Locate each line containing the string "title" and copy it out.
━━ Provided data
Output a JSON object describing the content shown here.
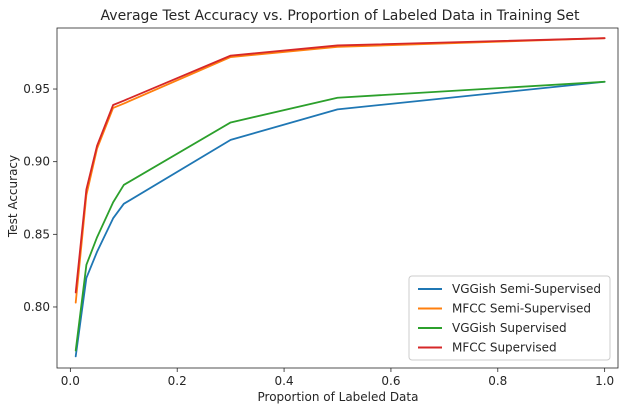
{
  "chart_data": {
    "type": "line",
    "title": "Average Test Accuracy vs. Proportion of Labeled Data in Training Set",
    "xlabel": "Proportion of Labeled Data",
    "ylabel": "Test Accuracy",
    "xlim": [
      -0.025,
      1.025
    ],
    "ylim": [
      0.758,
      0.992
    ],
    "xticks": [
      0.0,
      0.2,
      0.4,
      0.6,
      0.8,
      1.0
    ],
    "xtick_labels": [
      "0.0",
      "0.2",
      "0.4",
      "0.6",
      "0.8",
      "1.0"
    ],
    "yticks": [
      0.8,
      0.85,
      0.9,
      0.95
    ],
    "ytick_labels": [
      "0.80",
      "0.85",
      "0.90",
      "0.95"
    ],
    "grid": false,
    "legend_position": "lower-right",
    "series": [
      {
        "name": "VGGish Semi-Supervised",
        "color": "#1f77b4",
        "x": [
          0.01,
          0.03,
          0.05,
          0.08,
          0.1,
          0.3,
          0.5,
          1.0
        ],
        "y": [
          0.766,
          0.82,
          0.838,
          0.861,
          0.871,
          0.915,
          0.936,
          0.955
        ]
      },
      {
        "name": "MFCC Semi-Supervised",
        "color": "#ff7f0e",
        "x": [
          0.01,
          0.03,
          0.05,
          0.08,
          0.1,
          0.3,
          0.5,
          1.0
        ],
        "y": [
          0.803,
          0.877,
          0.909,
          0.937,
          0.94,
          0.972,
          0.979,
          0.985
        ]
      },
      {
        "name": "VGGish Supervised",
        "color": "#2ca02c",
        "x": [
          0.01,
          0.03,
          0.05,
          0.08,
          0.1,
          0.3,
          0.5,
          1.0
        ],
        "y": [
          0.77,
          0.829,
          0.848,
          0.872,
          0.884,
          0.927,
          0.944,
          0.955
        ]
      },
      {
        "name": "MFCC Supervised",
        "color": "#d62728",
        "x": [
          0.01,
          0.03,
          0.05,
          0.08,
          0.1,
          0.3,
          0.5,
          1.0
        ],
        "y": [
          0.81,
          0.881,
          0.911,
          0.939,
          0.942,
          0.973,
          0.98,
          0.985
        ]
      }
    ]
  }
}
━━━━
━━ Provided data
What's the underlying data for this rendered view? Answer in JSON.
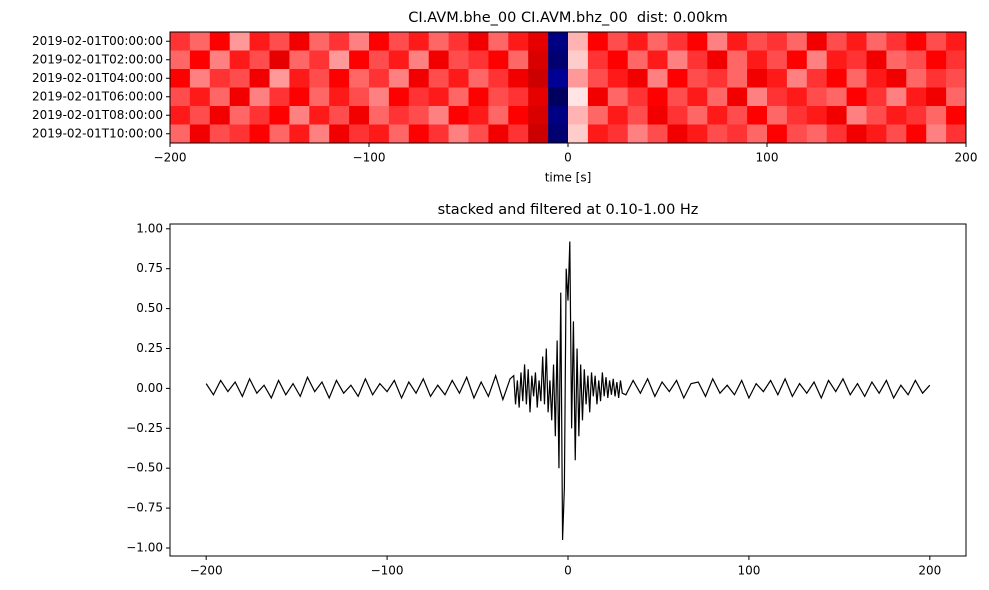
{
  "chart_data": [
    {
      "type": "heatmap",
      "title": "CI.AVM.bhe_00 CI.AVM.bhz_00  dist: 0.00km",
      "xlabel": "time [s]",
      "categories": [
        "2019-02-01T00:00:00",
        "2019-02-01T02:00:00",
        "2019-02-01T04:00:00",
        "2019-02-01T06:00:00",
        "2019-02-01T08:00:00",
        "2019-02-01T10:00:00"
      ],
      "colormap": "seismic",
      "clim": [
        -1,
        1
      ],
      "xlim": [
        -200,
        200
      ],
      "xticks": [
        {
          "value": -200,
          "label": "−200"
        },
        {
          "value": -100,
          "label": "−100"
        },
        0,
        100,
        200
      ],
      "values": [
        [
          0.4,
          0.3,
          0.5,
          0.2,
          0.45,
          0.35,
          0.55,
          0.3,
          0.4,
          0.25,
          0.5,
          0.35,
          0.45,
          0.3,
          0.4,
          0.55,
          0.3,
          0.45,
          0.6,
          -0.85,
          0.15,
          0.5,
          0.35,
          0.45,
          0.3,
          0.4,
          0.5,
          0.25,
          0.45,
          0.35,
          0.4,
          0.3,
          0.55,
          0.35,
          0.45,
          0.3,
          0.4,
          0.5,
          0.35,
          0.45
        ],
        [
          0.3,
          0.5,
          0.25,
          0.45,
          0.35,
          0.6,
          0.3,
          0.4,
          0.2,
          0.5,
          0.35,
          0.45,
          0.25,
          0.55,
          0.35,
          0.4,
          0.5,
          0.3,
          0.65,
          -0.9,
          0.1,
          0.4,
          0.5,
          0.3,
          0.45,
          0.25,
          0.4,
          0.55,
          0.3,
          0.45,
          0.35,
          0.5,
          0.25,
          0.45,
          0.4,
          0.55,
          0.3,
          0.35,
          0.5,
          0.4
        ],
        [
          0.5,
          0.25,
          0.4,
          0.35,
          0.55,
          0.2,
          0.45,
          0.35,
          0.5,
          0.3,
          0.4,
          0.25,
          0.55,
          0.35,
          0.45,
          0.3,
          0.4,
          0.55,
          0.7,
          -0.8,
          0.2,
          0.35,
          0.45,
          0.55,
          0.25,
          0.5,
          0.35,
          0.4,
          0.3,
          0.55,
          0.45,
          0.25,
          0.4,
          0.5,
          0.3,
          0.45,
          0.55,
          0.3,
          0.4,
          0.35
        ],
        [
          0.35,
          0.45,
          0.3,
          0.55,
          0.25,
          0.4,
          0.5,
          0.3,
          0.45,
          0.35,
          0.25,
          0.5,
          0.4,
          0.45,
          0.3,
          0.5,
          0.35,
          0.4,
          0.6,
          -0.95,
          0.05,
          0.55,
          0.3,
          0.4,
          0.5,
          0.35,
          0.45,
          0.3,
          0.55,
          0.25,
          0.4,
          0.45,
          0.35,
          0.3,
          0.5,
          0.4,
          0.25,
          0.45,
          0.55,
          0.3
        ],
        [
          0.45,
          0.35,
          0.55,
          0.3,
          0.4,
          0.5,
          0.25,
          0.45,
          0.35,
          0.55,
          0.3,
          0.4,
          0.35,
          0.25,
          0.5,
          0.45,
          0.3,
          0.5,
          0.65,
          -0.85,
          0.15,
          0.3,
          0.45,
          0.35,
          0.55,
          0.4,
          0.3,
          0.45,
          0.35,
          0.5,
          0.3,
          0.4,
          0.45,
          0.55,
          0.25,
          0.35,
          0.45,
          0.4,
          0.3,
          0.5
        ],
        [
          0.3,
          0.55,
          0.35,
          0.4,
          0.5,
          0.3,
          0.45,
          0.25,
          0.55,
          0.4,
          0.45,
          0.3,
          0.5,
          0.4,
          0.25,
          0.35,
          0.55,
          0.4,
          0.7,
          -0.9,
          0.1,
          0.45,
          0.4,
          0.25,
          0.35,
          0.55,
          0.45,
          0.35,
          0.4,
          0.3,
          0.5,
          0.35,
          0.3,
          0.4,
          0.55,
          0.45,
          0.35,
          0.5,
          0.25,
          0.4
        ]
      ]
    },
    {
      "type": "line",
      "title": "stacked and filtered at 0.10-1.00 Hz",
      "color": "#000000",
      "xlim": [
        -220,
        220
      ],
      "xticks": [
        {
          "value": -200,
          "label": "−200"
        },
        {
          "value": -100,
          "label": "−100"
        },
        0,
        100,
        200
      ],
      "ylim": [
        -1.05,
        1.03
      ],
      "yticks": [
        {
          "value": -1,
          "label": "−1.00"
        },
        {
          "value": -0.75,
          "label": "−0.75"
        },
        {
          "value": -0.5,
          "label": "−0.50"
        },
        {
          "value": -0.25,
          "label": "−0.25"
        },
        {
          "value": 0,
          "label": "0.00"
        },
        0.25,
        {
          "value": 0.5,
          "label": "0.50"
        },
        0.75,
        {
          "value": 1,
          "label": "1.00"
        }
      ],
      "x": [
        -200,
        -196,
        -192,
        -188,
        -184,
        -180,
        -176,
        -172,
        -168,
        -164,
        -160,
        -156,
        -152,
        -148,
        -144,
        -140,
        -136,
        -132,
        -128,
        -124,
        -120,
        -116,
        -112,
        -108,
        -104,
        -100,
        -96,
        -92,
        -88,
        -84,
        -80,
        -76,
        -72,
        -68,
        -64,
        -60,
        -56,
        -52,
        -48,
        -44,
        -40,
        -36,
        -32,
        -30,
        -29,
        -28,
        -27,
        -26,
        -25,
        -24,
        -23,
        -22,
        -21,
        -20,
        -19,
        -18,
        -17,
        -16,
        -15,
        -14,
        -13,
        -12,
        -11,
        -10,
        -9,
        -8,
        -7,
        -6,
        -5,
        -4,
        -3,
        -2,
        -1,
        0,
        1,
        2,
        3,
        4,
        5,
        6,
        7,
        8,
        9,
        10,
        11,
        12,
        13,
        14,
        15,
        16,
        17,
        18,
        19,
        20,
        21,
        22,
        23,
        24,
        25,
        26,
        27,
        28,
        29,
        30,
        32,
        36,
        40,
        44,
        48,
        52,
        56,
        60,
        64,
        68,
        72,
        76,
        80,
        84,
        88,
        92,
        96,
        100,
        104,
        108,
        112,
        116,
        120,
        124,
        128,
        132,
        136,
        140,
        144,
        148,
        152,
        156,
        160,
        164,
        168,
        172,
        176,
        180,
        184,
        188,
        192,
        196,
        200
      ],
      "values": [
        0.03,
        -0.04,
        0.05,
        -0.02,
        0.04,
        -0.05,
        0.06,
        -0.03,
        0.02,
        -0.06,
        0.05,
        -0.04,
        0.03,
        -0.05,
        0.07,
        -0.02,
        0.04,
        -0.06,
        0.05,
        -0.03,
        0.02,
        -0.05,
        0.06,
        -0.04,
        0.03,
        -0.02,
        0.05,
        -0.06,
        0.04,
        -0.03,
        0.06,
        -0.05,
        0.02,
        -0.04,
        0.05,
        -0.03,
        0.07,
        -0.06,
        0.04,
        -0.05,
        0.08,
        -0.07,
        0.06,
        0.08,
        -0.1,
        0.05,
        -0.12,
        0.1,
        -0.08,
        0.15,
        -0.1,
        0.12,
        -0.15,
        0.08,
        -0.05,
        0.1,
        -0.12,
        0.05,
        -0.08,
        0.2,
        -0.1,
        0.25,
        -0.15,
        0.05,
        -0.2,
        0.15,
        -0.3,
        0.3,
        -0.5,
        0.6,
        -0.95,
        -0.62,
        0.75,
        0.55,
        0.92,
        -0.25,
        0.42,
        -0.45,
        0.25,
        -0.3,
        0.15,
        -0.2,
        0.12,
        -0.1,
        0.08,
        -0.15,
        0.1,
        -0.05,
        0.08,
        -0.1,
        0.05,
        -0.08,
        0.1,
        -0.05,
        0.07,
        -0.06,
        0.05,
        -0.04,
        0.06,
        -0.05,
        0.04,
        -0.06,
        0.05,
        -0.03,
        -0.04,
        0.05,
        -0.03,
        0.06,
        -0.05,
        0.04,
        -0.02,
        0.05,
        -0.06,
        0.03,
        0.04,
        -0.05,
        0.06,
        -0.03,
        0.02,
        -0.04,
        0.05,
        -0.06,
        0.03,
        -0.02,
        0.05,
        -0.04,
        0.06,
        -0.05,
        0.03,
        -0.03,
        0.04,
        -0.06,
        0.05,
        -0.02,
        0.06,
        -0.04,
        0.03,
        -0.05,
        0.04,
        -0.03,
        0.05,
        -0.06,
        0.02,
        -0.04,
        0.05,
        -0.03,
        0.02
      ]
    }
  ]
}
━━━━
§ Reply to the exercise:
    "title": "Average Test Accuracy vs. Proportion of Labeled Data in Training Set",
      "title": "CI.AVM.bhe_00 CI.AVM.bhz_00  dist: 0.00km",
      "title": "stacked and filtered at 0.10-1.00 Hz",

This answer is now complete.